──────── Material ────────
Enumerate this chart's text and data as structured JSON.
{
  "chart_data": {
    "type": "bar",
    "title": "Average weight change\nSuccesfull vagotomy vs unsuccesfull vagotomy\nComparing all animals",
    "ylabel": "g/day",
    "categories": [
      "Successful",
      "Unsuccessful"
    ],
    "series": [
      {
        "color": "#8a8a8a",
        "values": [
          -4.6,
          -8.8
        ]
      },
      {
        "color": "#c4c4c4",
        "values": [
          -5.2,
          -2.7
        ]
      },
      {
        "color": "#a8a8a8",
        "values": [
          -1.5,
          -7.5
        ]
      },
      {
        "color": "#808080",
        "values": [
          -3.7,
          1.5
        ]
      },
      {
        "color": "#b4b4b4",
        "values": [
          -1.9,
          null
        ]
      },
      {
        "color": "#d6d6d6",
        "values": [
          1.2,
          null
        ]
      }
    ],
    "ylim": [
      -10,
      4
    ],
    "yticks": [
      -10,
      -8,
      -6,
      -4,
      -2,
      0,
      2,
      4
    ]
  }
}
────────
__What is asked__: Take the data above and return it exactly.

__Answer in full__:
Enumerate this chart's text and data as structured JSON.
{
  "chart_data": {
    "type": "bar",
    "title": "Average weight change\nSuccesfull vagotomy vs unsuccesfull vagotomy\nComparing all animals",
    "ylabel": "g/day",
    "categories": [
      "Successful",
      "Unsuccessful"
    ],
    "series": [
      {
        "color": "#8a8a8a",
        "values": [
          -4.6,
          -8.8
        ]
      },
      {
        "color": "#c4c4c4",
        "values": [
          -5.2,
          -2.7
        ]
      },
      {
        "color": "#a8a8a8",
        "values": [
          -1.5,
          -7.5
        ]
      },
      {
        "color": "#808080",
        "values": [
          -3.7,
          1.5
        ]
      },
      {
        "color": "#b4b4b4",
        "values": [
          -1.9,
          null
        ]
      },
      {
        "color": "#d6d6d6",
        "values": [
          1.2,
          null
        ]
      }
    ],
    "ylim": [
      -10,
      4
    ],
    "yticks": [
      -10,
      -8,
      -6,
      -4,
      -2,
      0,
      2,
      4
    ]
  }
}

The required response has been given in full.